RECORDS PROVIDED:
Begin

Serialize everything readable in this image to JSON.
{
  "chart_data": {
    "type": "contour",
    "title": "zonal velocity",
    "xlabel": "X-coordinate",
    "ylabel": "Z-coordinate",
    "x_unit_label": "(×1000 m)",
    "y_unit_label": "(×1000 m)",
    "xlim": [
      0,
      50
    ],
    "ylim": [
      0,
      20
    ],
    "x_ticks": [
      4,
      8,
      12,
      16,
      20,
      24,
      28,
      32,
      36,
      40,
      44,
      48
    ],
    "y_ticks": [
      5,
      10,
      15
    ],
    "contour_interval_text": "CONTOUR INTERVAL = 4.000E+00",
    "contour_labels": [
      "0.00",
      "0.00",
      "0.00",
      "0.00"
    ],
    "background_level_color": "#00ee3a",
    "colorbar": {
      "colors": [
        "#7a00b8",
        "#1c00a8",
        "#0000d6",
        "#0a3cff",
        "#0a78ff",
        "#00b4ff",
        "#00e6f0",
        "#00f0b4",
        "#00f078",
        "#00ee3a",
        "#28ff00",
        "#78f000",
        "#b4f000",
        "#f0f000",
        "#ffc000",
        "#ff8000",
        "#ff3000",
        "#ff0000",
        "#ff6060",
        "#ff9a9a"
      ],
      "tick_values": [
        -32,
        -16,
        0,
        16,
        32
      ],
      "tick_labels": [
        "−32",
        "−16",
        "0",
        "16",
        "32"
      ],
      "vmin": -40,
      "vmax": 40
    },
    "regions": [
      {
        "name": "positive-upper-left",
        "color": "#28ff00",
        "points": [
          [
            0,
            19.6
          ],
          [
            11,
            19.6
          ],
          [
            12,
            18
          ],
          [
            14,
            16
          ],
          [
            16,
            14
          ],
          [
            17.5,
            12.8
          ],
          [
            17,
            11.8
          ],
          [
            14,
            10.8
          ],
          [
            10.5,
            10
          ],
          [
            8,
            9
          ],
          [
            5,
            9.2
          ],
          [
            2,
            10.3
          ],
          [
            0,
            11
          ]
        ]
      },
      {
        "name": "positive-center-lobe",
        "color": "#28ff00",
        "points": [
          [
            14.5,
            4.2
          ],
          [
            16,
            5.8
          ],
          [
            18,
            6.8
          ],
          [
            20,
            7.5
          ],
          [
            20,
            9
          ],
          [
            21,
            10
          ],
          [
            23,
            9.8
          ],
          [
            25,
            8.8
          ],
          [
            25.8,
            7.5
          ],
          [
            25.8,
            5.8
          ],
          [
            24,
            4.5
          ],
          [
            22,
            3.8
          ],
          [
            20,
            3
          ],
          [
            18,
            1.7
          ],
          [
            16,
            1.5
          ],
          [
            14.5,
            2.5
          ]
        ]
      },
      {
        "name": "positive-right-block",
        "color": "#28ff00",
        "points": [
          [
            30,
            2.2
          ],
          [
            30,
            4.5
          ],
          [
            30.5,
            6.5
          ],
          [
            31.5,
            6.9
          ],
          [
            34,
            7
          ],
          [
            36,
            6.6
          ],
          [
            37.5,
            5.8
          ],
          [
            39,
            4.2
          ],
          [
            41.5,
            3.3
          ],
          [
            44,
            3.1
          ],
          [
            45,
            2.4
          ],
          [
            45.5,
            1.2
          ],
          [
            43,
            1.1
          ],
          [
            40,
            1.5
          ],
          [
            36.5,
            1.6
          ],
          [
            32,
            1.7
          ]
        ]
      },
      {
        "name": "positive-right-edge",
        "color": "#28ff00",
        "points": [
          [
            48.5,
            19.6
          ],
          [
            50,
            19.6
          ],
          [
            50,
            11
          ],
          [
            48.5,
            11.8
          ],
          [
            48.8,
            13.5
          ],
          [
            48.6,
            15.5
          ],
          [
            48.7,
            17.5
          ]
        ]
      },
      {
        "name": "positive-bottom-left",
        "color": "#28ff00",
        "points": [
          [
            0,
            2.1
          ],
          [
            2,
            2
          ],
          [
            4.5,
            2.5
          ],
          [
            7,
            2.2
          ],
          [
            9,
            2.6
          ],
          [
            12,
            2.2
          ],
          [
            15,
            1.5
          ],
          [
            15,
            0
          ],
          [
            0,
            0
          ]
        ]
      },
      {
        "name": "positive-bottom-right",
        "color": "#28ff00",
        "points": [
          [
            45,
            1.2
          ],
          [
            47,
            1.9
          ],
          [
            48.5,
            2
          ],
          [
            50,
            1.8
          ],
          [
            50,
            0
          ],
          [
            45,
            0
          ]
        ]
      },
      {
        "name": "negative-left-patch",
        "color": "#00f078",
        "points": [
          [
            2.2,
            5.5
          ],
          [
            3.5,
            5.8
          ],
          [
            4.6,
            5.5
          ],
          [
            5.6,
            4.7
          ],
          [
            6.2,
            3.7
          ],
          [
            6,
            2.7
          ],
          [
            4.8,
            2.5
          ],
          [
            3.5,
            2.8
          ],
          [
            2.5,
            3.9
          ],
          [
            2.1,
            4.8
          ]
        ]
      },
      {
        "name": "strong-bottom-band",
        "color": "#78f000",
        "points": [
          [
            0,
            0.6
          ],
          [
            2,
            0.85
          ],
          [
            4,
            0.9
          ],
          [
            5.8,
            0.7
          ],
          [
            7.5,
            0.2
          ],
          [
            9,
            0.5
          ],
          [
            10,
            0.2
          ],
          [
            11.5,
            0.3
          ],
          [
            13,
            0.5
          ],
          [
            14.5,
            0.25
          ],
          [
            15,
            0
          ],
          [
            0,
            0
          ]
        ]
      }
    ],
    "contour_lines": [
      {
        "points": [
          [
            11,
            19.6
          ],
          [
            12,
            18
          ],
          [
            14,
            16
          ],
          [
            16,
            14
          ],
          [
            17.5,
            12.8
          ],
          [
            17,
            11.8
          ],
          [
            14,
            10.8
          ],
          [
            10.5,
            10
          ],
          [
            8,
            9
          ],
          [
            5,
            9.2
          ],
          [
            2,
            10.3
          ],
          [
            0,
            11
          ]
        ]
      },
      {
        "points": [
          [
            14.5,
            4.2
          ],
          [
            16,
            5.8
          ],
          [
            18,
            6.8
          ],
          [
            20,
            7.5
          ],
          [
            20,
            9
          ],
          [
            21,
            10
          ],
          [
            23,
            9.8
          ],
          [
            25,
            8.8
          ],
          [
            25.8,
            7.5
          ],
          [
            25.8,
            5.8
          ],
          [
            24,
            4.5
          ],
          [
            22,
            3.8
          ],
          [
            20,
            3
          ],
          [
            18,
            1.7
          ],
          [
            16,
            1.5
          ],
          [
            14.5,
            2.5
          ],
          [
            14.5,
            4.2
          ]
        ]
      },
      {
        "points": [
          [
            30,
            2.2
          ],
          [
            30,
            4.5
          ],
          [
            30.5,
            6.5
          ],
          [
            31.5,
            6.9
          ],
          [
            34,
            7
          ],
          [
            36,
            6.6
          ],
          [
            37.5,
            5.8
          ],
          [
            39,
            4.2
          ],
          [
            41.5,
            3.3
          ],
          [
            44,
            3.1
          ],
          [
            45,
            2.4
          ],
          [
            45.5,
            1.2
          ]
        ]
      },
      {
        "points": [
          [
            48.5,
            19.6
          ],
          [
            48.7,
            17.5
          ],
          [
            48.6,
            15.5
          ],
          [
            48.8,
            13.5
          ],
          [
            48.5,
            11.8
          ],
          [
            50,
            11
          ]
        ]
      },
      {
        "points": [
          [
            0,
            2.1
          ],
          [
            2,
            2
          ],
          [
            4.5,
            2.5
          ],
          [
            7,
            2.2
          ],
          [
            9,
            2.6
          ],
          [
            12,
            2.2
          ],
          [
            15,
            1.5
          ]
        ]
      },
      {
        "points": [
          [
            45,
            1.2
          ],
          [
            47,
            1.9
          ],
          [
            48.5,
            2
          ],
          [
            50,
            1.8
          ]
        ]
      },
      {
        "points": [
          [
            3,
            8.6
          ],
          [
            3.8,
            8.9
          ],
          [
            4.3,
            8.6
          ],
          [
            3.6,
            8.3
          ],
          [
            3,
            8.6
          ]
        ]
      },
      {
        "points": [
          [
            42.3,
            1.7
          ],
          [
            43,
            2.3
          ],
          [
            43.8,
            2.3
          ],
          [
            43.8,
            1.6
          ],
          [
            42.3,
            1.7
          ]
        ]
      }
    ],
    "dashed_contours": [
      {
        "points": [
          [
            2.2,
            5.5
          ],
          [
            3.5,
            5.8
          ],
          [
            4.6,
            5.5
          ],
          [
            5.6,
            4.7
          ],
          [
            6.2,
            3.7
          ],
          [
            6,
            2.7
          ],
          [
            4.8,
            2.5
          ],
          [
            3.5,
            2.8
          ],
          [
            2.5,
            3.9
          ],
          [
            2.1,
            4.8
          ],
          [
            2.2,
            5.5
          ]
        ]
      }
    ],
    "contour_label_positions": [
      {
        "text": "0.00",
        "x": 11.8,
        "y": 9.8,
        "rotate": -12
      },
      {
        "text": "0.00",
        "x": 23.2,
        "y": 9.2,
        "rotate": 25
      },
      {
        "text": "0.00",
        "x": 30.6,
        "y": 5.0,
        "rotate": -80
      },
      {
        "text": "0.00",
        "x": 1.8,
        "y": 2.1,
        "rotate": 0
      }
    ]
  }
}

End

WORK INSTRUCTIONS:
Only lines with "positive" are wanted here; list each of them.

THE REPLY:
        "name": "positive-upper-left",
        "name": "positive-center-lobe",
        "name": "positive-right-block",
        "name": "positive-right-edge",
        "name": "positive-bottom-left",
        "name": "positive-bottom-right",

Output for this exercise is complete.